» AIM
Report how many lines hold the word "mouse"; give nothing but the number.

Figure collection entries:
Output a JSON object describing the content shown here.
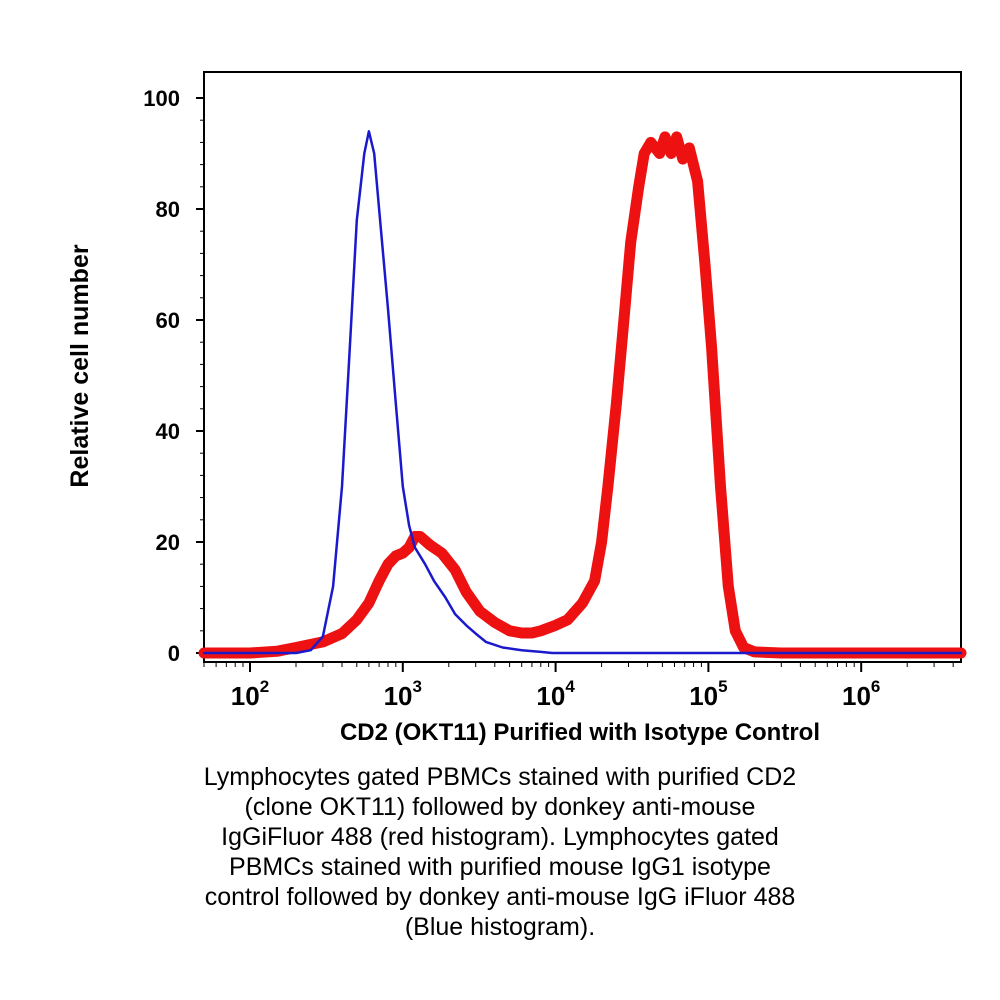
{
  "chart_data": {
    "type": "line",
    "ylabel": "Relative cell number",
    "xlabel": "CD2 (OKT11) Purified with Isotype Control",
    "xscale": "log",
    "xlim": [
      50,
      4500000
    ],
    "ylim": [
      0,
      100
    ],
    "yticks": [
      "0",
      "20",
      "40",
      "60",
      "80",
      "100"
    ],
    "xticks": [
      {
        "base": "10",
        "exp": "2"
      },
      {
        "base": "10",
        "exp": "3"
      },
      {
        "base": "10",
        "exp": "4"
      },
      {
        "base": "10",
        "exp": "5"
      },
      {
        "base": "10",
        "exp": "6"
      }
    ],
    "grid": false,
    "series": [
      {
        "color": "#ee1111",
        "points": [
          [
            50,
            0
          ],
          [
            100,
            0
          ],
          [
            150,
            0.3
          ],
          [
            200,
            1
          ],
          [
            300,
            2
          ],
          [
            400,
            3.5
          ],
          [
            500,
            6
          ],
          [
            600,
            9
          ],
          [
            700,
            13
          ],
          [
            800,
            16
          ],
          [
            900,
            17.5
          ],
          [
            1000,
            18
          ],
          [
            1100,
            19
          ],
          [
            1200,
            21
          ],
          [
            1300,
            21
          ],
          [
            1500,
            19.5
          ],
          [
            1800,
            18
          ],
          [
            2200,
            15
          ],
          [
            2600,
            11
          ],
          [
            3200,
            7.5
          ],
          [
            4000,
            5.5
          ],
          [
            5000,
            4
          ],
          [
            6000,
            3.6
          ],
          [
            7000,
            3.6
          ],
          [
            8000,
            4
          ],
          [
            10000,
            5
          ],
          [
            12000,
            6
          ],
          [
            15000,
            9
          ],
          [
            18000,
            13
          ],
          [
            20000,
            20
          ],
          [
            22000,
            30
          ],
          [
            25000,
            45
          ],
          [
            28000,
            60
          ],
          [
            31000,
            74
          ],
          [
            35000,
            84
          ],
          [
            38000,
            90
          ],
          [
            42000,
            92
          ],
          [
            48000,
            90
          ],
          [
            52000,
            93
          ],
          [
            57000,
            90
          ],
          [
            62000,
            93
          ],
          [
            68000,
            89
          ],
          [
            75000,
            91
          ],
          [
            85000,
            85
          ],
          [
            95000,
            70
          ],
          [
            105000,
            55
          ],
          [
            120000,
            30
          ],
          [
            135000,
            12
          ],
          [
            150000,
            4
          ],
          [
            170000,
            1
          ],
          [
            200000,
            0.2
          ],
          [
            300000,
            0
          ],
          [
            4500000,
            0
          ]
        ]
      },
      {
        "color": "#1a1acc",
        "points": [
          [
            50,
            0
          ],
          [
            100,
            0
          ],
          [
            200,
            0
          ],
          [
            250,
            0.5
          ],
          [
            300,
            3
          ],
          [
            350,
            12
          ],
          [
            400,
            30
          ],
          [
            450,
            55
          ],
          [
            500,
            78
          ],
          [
            560,
            90
          ],
          [
            600,
            94
          ],
          [
            650,
            90
          ],
          [
            700,
            80
          ],
          [
            800,
            62
          ],
          [
            900,
            45
          ],
          [
            1000,
            30
          ],
          [
            1100,
            23
          ],
          [
            1200,
            19
          ],
          [
            1400,
            16
          ],
          [
            1600,
            13
          ],
          [
            1900,
            10
          ],
          [
            2200,
            7
          ],
          [
            2600,
            5
          ],
          [
            3000,
            3.5
          ],
          [
            3500,
            2
          ],
          [
            4500,
            1
          ],
          [
            6000,
            0.5
          ],
          [
            8000,
            0.2
          ],
          [
            9500,
            0
          ],
          [
            4500000,
            0
          ]
        ]
      }
    ]
  },
  "caption_lines": [
    "Lymphocytes gated PBMCs stained with purified CD2",
    "(clone OKT11) followed by donkey anti-mouse",
    "IgGiFluor 488 (red histogram). Lymphocytes gated",
    "PBMCs stained with purified mouse IgG1 isotype",
    "control followed by donkey anti-mouse IgG iFluor 488",
    "(Blue histogram)."
  ]
}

» SOLUTION
3